===== Listed records =====
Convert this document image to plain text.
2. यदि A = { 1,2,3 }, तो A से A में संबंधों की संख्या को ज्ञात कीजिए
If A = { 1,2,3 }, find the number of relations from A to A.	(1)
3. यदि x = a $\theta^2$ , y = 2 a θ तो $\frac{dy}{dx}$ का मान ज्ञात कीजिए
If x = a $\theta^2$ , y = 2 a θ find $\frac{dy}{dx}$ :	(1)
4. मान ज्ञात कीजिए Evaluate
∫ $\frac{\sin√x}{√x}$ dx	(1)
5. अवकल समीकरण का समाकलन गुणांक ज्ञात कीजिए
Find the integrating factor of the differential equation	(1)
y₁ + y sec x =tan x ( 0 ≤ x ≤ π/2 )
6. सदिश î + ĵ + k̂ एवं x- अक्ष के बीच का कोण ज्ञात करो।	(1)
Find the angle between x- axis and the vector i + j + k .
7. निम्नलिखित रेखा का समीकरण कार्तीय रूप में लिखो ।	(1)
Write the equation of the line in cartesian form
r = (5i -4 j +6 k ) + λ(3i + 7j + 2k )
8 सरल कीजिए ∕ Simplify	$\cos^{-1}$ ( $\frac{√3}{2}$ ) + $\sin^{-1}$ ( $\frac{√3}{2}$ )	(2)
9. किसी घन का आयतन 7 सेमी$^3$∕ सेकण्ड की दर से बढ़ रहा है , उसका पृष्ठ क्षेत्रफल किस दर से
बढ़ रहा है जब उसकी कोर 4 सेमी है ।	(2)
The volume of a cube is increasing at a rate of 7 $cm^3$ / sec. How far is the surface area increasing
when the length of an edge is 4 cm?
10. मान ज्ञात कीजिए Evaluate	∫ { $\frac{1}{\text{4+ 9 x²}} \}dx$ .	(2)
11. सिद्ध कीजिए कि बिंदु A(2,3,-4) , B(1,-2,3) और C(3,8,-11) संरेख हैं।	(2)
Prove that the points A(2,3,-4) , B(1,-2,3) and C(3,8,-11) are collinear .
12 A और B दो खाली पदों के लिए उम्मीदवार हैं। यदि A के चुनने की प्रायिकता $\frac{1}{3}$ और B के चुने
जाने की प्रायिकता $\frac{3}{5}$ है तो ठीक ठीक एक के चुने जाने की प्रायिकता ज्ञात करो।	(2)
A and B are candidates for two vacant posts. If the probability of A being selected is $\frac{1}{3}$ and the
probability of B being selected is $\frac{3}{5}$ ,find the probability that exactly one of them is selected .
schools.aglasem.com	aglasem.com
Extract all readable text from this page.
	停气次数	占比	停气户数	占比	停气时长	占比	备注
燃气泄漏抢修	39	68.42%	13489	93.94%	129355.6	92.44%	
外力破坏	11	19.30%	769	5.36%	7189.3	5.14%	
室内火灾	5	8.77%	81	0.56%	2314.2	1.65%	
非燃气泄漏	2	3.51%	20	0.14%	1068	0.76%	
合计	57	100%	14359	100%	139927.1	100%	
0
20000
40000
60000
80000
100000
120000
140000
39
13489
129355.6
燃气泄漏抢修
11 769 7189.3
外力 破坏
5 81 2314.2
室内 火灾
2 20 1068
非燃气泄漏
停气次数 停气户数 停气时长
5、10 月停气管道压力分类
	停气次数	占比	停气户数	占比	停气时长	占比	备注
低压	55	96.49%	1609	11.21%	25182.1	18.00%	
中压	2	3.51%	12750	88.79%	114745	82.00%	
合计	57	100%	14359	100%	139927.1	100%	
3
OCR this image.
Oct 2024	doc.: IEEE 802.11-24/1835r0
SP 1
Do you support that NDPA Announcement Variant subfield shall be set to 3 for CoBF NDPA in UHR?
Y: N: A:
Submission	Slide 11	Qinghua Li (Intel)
=====
▶ Written exercise: Reproduce each record shown above without altering a single word.

▶ Solution to the problem:
Convert this document image to plain text.
2. यदि A = { 1,2,3 }, तो A से A में संबंधों की संख्या को ज्ञात कीजिए
If A = { 1,2,3 }, find the number of relations from A to A.	(1)
3. यदि x = a $\theta^2$ , y = 2 a θ तो $\frac{dy}{dx}$ का मान ज्ञात कीजिए
If x = a $\theta^2$ , y = 2 a θ find $\frac{dy}{dx}$ :	(1)
4. मान ज्ञात कीजिए Evaluate
∫ $\frac{\sin√x}{√x}$ dx	(1)
5. अवकल समीकरण का समाकलन गुणांक ज्ञात कीजिए
Find the integrating factor of the differential equation	(1)
y₁ + y sec x =tan x ( 0 ≤ x ≤ π/2 )
6. सदिश î + ĵ + k̂ एवं x- अक्ष के बीच का कोण ज्ञात करो।	(1)
Find the angle between x- axis and the vector i + j + k .
7. निम्नलिखित रेखा का समीकरण कार्तीय रूप में लिखो ।	(1)
Write the equation of the line in cartesian form
r = (5i -4 j +6 k ) + λ(3i + 7j + 2k )
8 सरल कीजिए ∕ Simplify	$\cos^{-1}$ ( $\frac{√3}{2}$ ) + $\sin^{-1}$ ( $\frac{√3}{2}$ )	(2)
9. किसी घन का आयतन 7 सेमी$^3$∕ सेकण्ड की दर से बढ़ रहा है , उसका पृष्ठ क्षेत्रफल किस दर से
बढ़ रहा है जब उसकी कोर 4 सेमी है ।	(2)
The volume of a cube is increasing at a rate of 7 $cm^3$ / sec. How far is the surface area increasing
when the length of an edge is 4 cm?
10. मान ज्ञात कीजिए Evaluate	∫ { $\frac{1}{\text{4+ 9 x²}} \}dx$ .	(2)
11. सिद्ध कीजिए कि बिंदु A(2,3,-4) , B(1,-2,3) और C(3,8,-11) संरेख हैं।	(2)
Prove that the points A(2,3,-4) , B(1,-2,3) and C(3,8,-11) are collinear .
12 A और B दो खाली पदों के लिए उम्मीदवार हैं। यदि A के चुनने की प्रायिकता $\frac{1}{3}$ और B के चुने
जाने की प्रायिकता $\frac{3}{5}$ है तो ठीक ठीक एक के चुने जाने की प्रायिकता ज्ञात करो।	(2)
A and B are candidates for two vacant posts. If the probability of A being selected is $\frac{1}{3}$ and the
probability of B being selected is $\frac{3}{5}$ ,find the probability that exactly one of them is selected .
schools.aglasem.com	aglasem.com
Extract all readable text from this page.
	停气次数	占比	停气户数	占比	停气时长	占比	备注
燃气泄漏抢修	39	68.42%	13489	93.94%	129355.6	92.44%	
外力破坏	11	19.30%	769	5.36%	7189.3	5.14%	
室内火灾	5	8.77%	81	0.56%	2314.2	1.65%	
非燃气泄漏	2	3.51%	20	0.14%	1068	0.76%	
合计	57	100%	14359	100%	139927.1	100%	
0
20000
40000
60000
80000
100000
120000
140000
39
13489
129355.6
燃气泄漏抢修
11 769 7189.3
外力 破坏
5 81 2314.2
室内 火灾
2 20 1068
非燃气泄漏
停气次数 停气户数 停气时长
5、10 月停气管道压力分类
	停气次数	占比	停气户数	占比	停气时长	占比	备注
低压	55	96.49%	1609	11.21%	25182.1	18.00%	
中压	2	3.51%	12750	88.79%	114745	82.00%	
合计	57	100%	14359	100%	139927.1	100%	
3
OCR this image.
Oct 2024	doc.: IEEE 802.11-24/1835r0
SP 1
Do you support that NDPA Announcement Variant subfield shall be set to 3 for CoBF NDPA in UHR?
Y: N: A:
Submission	Slide 11	Qinghua Li (Intel)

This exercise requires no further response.